**Direction**
Pull out every line below containing the word "business".

**Input for this task**
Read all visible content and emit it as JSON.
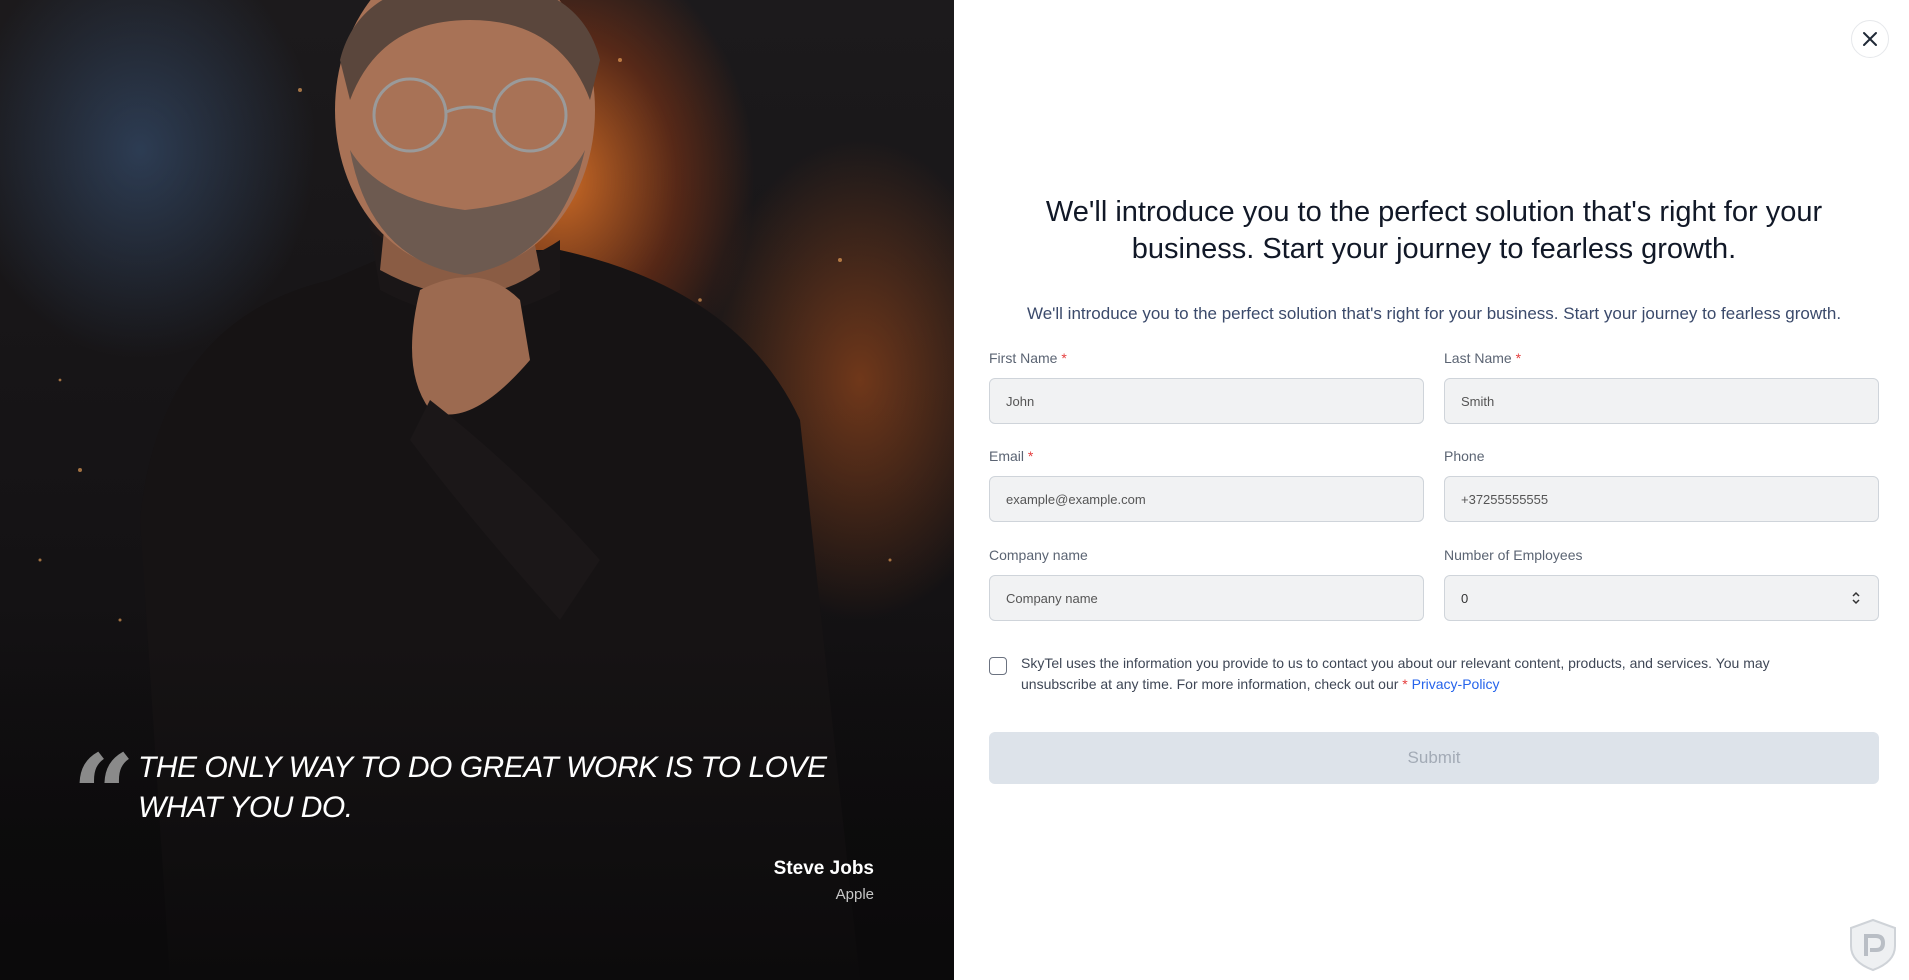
{
  "testimonial": {
    "quote": "THE ONLY WAY TO DO GREAT WORK IS TO LOVE WHAT YOU DO.",
    "author": "Steve Jobs",
    "company": "Apple"
  },
  "form": {
    "headline": "We'll introduce you to the perfect solution that's right for your business. Start your journey to fearless growth.",
    "subline": "We'll introduce you to the perfect solution that's right for your business. Start your journey to fearless growth.",
    "required_marker": "*",
    "fields": {
      "first_name": {
        "label": "First Name",
        "placeholder": "John"
      },
      "last_name": {
        "label": "Last Name",
        "placeholder": "Smith"
      },
      "email": {
        "label": "Email",
        "placeholder": "example@example.com"
      },
      "phone": {
        "label": "Phone",
        "placeholder": "+37255555555"
      },
      "company": {
        "label": "Company name",
        "placeholder": "Company name"
      },
      "employees": {
        "label": "Number of Employees",
        "value": "0"
      }
    },
    "consent_text": "SkyTel uses the information you provide to us to contact you about our relevant content, products, and services. You may unsubscribe at any time. For more information, check out our",
    "privacy_link": "Privacy-Policy",
    "submit_label": "Submit"
  },
  "colors": {
    "accent_link": "#2563eb",
    "required": "#e53e3e",
    "submit_disabled_bg": "#dde3ea"
  },
  "icons": {
    "close": "close-icon",
    "quote": "quote-icon",
    "stepper": "stepper-icon",
    "logo": "shield-logo-icon"
  }
}
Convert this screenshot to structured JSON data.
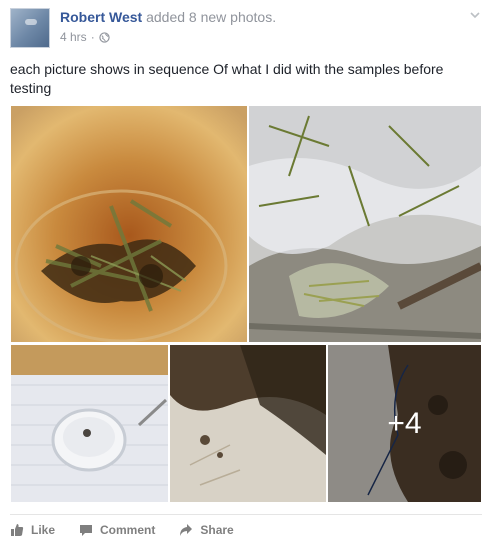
{
  "post": {
    "author": "Robert West",
    "action": "added 8 new photos.",
    "time": "4 hrs",
    "privacy_icon": "globe-icon",
    "menu_icon": "chevron-down-icon",
    "caption": "each picture shows in sequence Of what I did with the samples before testing"
  },
  "photos": {
    "more_count": "+4"
  },
  "actions": {
    "like": "Like",
    "comment": "Comment",
    "share": "Share"
  },
  "colors": {
    "link": "#365899",
    "meta": "#90949c",
    "action": "#7f7f7f"
  }
}
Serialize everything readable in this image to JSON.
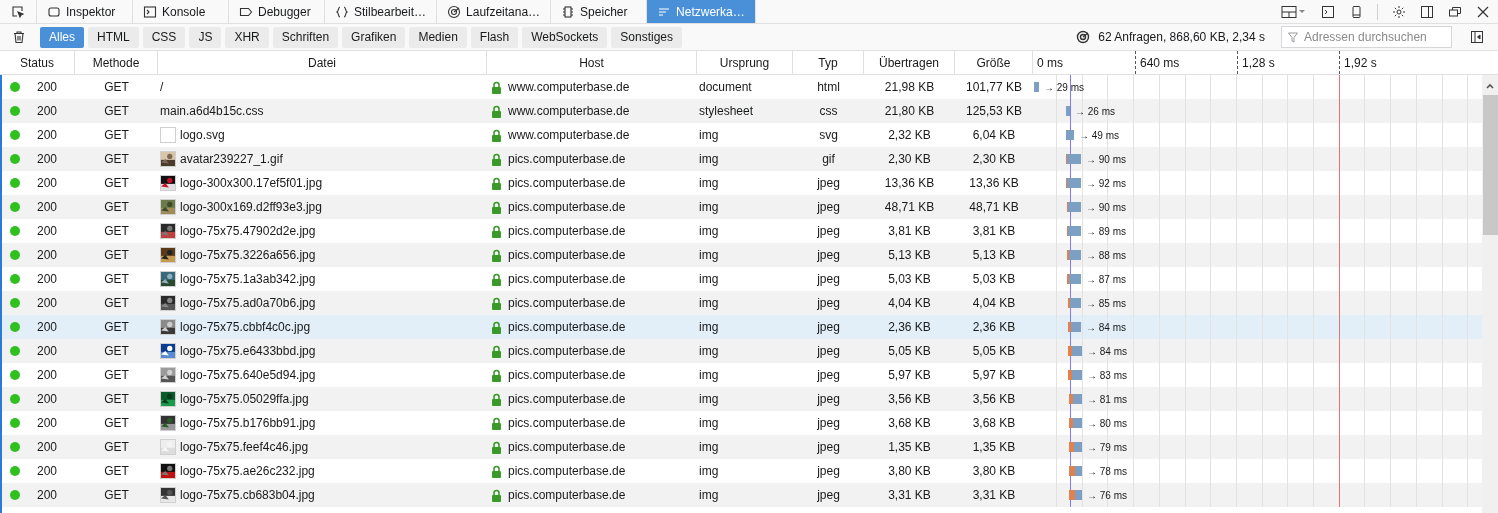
{
  "toolbar": {
    "tabs": [
      {
        "label": "Inspektor",
        "selected": false
      },
      {
        "label": "Konsole",
        "selected": false
      },
      {
        "label": "Debugger",
        "selected": false
      },
      {
        "label": "Stilbearbeit…",
        "selected": false
      },
      {
        "label": "Laufzeitana…",
        "selected": false
      },
      {
        "label": "Speicher",
        "selected": false
      },
      {
        "label": "Netzwerka…",
        "selected": true
      }
    ]
  },
  "filters": [
    {
      "label": "Alles",
      "selected": true
    },
    {
      "label": "HTML",
      "selected": false
    },
    {
      "label": "CSS",
      "selected": false
    },
    {
      "label": "JS",
      "selected": false
    },
    {
      "label": "XHR",
      "selected": false
    },
    {
      "label": "Schriften",
      "selected": false
    },
    {
      "label": "Grafiken",
      "selected": false
    },
    {
      "label": "Medien",
      "selected": false
    },
    {
      "label": "Flash",
      "selected": false
    },
    {
      "label": "WebSockets",
      "selected": false
    },
    {
      "label": "Sonstiges",
      "selected": false
    }
  ],
  "summary": "62 Anfragen, 868,60 KB, 2,34 s",
  "search": {
    "placeholder": "Adressen durchsuchen"
  },
  "table": {
    "columns": [
      "Status",
      "Methode",
      "Datei",
      "Host",
      "Ursprung",
      "Typ",
      "Übertragen",
      "Größe"
    ],
    "timeline_ticks": [
      "0 ms",
      "640 ms",
      "1,28 s",
      "1,92 s"
    ],
    "rows": [
      {
        "status": "200",
        "method": "GET",
        "file": "/",
        "thumbnail": false,
        "host": "www.computerbase.de",
        "origin": "document",
        "type": "html",
        "transferred": "21,98 KB",
        "size": "101,77 KB",
        "time": "→ 29 ms",
        "selected": false
      },
      {
        "status": "200",
        "method": "GET",
        "file": "main.a6d4b15c.css",
        "thumbnail": false,
        "host": "www.computerbase.de",
        "origin": "stylesheet",
        "type": "css",
        "transferred": "21,80 KB",
        "size": "125,53 KB",
        "time": "→ 26 ms",
        "selected": false
      },
      {
        "status": "200",
        "method": "GET",
        "file": "logo.svg",
        "thumbnail": true,
        "host": "www.computerbase.de",
        "origin": "img",
        "type": "svg",
        "transferred": "2,32 KB",
        "size": "6,04 KB",
        "time": "→ 49 ms",
        "selected": false
      },
      {
        "status": "200",
        "method": "GET",
        "file": "avatar239227_1.gif",
        "thumbnail": true,
        "host": "pics.computerbase.de",
        "origin": "img",
        "type": "gif",
        "transferred": "2,30 KB",
        "size": "2,30 KB",
        "time": "→ 90 ms",
        "selected": false
      },
      {
        "status": "200",
        "method": "GET",
        "file": "logo-300x300.17ef5f01.jpg",
        "thumbnail": true,
        "host": "pics.computerbase.de",
        "origin": "img",
        "type": "jpeg",
        "transferred": "13,36 KB",
        "size": "13,36 KB",
        "time": "→ 92 ms",
        "selected": false
      },
      {
        "status": "200",
        "method": "GET",
        "file": "logo-300x169.d2ff93e3.jpg",
        "thumbnail": true,
        "host": "pics.computerbase.de",
        "origin": "img",
        "type": "jpeg",
        "transferred": "48,71 KB",
        "size": "48,71 KB",
        "time": "→ 90 ms",
        "selected": false
      },
      {
        "status": "200",
        "method": "GET",
        "file": "logo-75x75.47902d2e.jpg",
        "thumbnail": true,
        "host": "pics.computerbase.de",
        "origin": "img",
        "type": "jpeg",
        "transferred": "3,81 KB",
        "size": "3,81 KB",
        "time": "→ 89 ms",
        "selected": false
      },
      {
        "status": "200",
        "method": "GET",
        "file": "logo-75x75.3226a656.jpg",
        "thumbnail": true,
        "host": "pics.computerbase.de",
        "origin": "img",
        "type": "jpeg",
        "transferred": "5,13 KB",
        "size": "5,13 KB",
        "time": "→ 88 ms",
        "selected": false
      },
      {
        "status": "200",
        "method": "GET",
        "file": "logo-75x75.1a3ab342.jpg",
        "thumbnail": true,
        "host": "pics.computerbase.de",
        "origin": "img",
        "type": "jpeg",
        "transferred": "5,03 KB",
        "size": "5,03 KB",
        "time": "→ 87 ms",
        "selected": false
      },
      {
        "status": "200",
        "method": "GET",
        "file": "logo-75x75.ad0a70b6.jpg",
        "thumbnail": true,
        "host": "pics.computerbase.de",
        "origin": "img",
        "type": "jpeg",
        "transferred": "4,04 KB",
        "size": "4,04 KB",
        "time": "→ 85 ms",
        "selected": false
      },
      {
        "status": "200",
        "method": "GET",
        "file": "logo-75x75.cbbf4c0c.jpg",
        "thumbnail": true,
        "host": "pics.computerbase.de",
        "origin": "img",
        "type": "jpeg",
        "transferred": "2,36 KB",
        "size": "2,36 KB",
        "time": "→ 84 ms",
        "selected": true
      },
      {
        "status": "200",
        "method": "GET",
        "file": "logo-75x75.e6433bbd.jpg",
        "thumbnail": true,
        "host": "pics.computerbase.de",
        "origin": "img",
        "type": "jpeg",
        "transferred": "5,05 KB",
        "size": "5,05 KB",
        "time": "→ 84 ms",
        "selected": false
      },
      {
        "status": "200",
        "method": "GET",
        "file": "logo-75x75.640e5d94.jpg",
        "thumbnail": true,
        "host": "pics.computerbase.de",
        "origin": "img",
        "type": "jpeg",
        "transferred": "5,97 KB",
        "size": "5,97 KB",
        "time": "→ 83 ms",
        "selected": false
      },
      {
        "status": "200",
        "method": "GET",
        "file": "logo-75x75.05029ffa.jpg",
        "thumbnail": true,
        "host": "pics.computerbase.de",
        "origin": "img",
        "type": "jpeg",
        "transferred": "3,56 KB",
        "size": "3,56 KB",
        "time": "→ 81 ms",
        "selected": false
      },
      {
        "status": "200",
        "method": "GET",
        "file": "logo-75x75.b176bb91.jpg",
        "thumbnail": true,
        "host": "pics.computerbase.de",
        "origin": "img",
        "type": "jpeg",
        "transferred": "3,68 KB",
        "size": "3,68 KB",
        "time": "→ 80 ms",
        "selected": false
      },
      {
        "status": "200",
        "method": "GET",
        "file": "logo-75x75.feef4c46.jpg",
        "thumbnail": true,
        "host": "pics.computerbase.de",
        "origin": "img",
        "type": "jpeg",
        "transferred": "1,35 KB",
        "size": "1,35 KB",
        "time": "→ 79 ms",
        "selected": false
      },
      {
        "status": "200",
        "method": "GET",
        "file": "logo-75x75.ae26c232.jpg",
        "thumbnail": true,
        "host": "pics.computerbase.de",
        "origin": "img",
        "type": "jpeg",
        "transferred": "3,80 KB",
        "size": "3,80 KB",
        "time": "→ 78 ms",
        "selected": false
      },
      {
        "status": "200",
        "method": "GET",
        "file": "logo-75x75.cb683b04.jpg",
        "thumbnail": true,
        "host": "pics.computerbase.de",
        "origin": "img",
        "type": "jpeg",
        "transferred": "3,31 KB",
        "size": "3,31 KB",
        "time": "→ 76 ms",
        "selected": false
      }
    ]
  }
}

**Task result**
    "headline": "We'll introduce you to the perfect solution that's right for your business. Start your journey to fearless growth.",
    "subline": "We'll introduce you to the perfect solution that's right for your business. Start your journey to fearless growth.",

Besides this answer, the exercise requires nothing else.